[Begin DATA SHOWN]

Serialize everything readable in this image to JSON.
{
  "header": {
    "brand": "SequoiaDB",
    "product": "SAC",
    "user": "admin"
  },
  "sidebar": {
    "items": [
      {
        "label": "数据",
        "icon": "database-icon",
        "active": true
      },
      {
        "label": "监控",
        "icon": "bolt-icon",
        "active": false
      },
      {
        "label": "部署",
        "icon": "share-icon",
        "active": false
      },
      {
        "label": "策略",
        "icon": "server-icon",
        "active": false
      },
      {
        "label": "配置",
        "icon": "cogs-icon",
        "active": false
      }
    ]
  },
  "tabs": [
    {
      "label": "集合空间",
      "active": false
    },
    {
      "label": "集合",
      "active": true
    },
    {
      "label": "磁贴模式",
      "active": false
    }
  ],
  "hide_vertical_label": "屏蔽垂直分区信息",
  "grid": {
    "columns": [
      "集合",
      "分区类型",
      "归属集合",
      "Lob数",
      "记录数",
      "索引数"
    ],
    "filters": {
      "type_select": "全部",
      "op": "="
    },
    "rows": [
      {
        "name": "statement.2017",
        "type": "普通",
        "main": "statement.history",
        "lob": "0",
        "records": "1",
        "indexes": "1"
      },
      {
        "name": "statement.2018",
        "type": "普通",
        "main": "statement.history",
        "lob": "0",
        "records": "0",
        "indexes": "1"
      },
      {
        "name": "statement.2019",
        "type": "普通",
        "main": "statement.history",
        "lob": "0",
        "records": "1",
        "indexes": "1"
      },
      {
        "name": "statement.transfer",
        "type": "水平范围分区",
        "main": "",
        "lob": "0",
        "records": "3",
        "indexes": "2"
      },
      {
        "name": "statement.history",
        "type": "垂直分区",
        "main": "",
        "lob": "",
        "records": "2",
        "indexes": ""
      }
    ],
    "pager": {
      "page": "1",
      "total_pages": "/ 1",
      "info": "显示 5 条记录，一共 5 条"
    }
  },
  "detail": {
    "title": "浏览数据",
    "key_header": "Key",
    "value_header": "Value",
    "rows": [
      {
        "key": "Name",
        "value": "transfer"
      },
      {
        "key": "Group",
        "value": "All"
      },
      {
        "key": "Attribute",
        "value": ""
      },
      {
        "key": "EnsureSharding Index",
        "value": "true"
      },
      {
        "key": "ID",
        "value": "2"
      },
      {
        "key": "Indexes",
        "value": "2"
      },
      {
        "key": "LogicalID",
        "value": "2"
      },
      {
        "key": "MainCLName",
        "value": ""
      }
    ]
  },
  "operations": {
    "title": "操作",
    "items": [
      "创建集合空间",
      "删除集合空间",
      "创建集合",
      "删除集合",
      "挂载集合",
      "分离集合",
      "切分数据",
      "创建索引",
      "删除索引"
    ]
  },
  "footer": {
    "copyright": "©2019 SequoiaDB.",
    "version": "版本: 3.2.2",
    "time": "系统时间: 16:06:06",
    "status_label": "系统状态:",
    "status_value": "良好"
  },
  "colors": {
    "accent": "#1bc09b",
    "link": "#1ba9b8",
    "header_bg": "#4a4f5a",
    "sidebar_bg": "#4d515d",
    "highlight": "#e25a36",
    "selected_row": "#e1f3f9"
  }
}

[End DATA SHOWN]

**EXERCISE:** From the first line to the last, retype the data exactly.

**EXERCISE ANSWER:**
Serialize everything readable in this image to JSON.
{
  "header": {
    "brand": "SequoiaDB",
    "product": "SAC",
    "user": "admin"
  },
  "sidebar": {
    "items": [
      {
        "label": "数据",
        "icon": "database-icon",
        "active": true
      },
      {
        "label": "监控",
        "icon": "bolt-icon",
        "active": false
      },
      {
        "label": "部署",
        "icon": "share-icon",
        "active": false
      },
      {
        "label": "策略",
        "icon": "server-icon",
        "active": false
      },
      {
        "label": "配置",
        "icon": "cogs-icon",
        "active": false
      }
    ]
  },
  "tabs": [
    {
      "label": "集合空间",
      "active": false
    },
    {
      "label": "集合",
      "active": true
    },
    {
      "label": "磁贴模式",
      "active": false
    }
  ],
  "hide_vertical_label": "屏蔽垂直分区信息",
  "grid": {
    "columns": [
      "集合",
      "分区类型",
      "归属集合",
      "Lob数",
      "记录数",
      "索引数"
    ],
    "filters": {
      "type_select": "全部",
      "op": "="
    },
    "rows": [
      {
        "name": "statement.2017",
        "type": "普通",
        "main": "statement.history",
        "lob": "0",
        "records": "1",
        "indexes": "1"
      },
      {
        "name": "statement.2018",
        "type": "普通",
        "main": "statement.history",
        "lob": "0",
        "records": "0",
        "indexes": "1"
      },
      {
        "name": "statement.2019",
        "type": "普通",
        "main": "statement.history",
        "lob": "0",
        "records": "1",
        "indexes": "1"
      },
      {
        "name": "statement.transfer",
        "type": "水平范围分区",
        "main": "",
        "lob": "0",
        "records": "3",
        "indexes": "2"
      },
      {
        "name": "statement.history",
        "type": "垂直分区",
        "main": "",
        "lob": "",
        "records": "2",
        "indexes": ""
      }
    ],
    "pager": {
      "page": "1",
      "total_pages": "/ 1",
      "info": "显示 5 条记录，一共 5 条"
    }
  },
  "detail": {
    "title": "浏览数据",
    "key_header": "Key",
    "value_header": "Value",
    "rows": [
      {
        "key": "Name",
        "value": "transfer"
      },
      {
        "key": "Group",
        "value": "All"
      },
      {
        "key": "Attribute",
        "value": ""
      },
      {
        "key": "EnsureSharding Index",
        "value": "true"
      },
      {
        "key": "ID",
        "value": "2"
      },
      {
        "key": "Indexes",
        "value": "2"
      },
      {
        "key": "LogicalID",
        "value": "2"
      },
      {
        "key": "MainCLName",
        "value": ""
      }
    ]
  },
  "operations": {
    "title": "操作",
    "items": [
      "创建集合空间",
      "删除集合空间",
      "创建集合",
      "删除集合",
      "挂载集合",
      "分离集合",
      "切分数据",
      "创建索引",
      "删除索引"
    ]
  },
  "footer": {
    "copyright": "©2019 SequoiaDB.",
    "version": "版本: 3.2.2",
    "time": "系统时间: 16:06:06",
    "status_label": "系统状态:",
    "status_value": "良好"
  },
  "colors": {
    "accent": "#1bc09b",
    "link": "#1ba9b8",
    "header_bg": "#4a4f5a",
    "sidebar_bg": "#4d515d",
    "highlight": "#e25a36",
    "selected_row": "#e1f3f9"
  }
}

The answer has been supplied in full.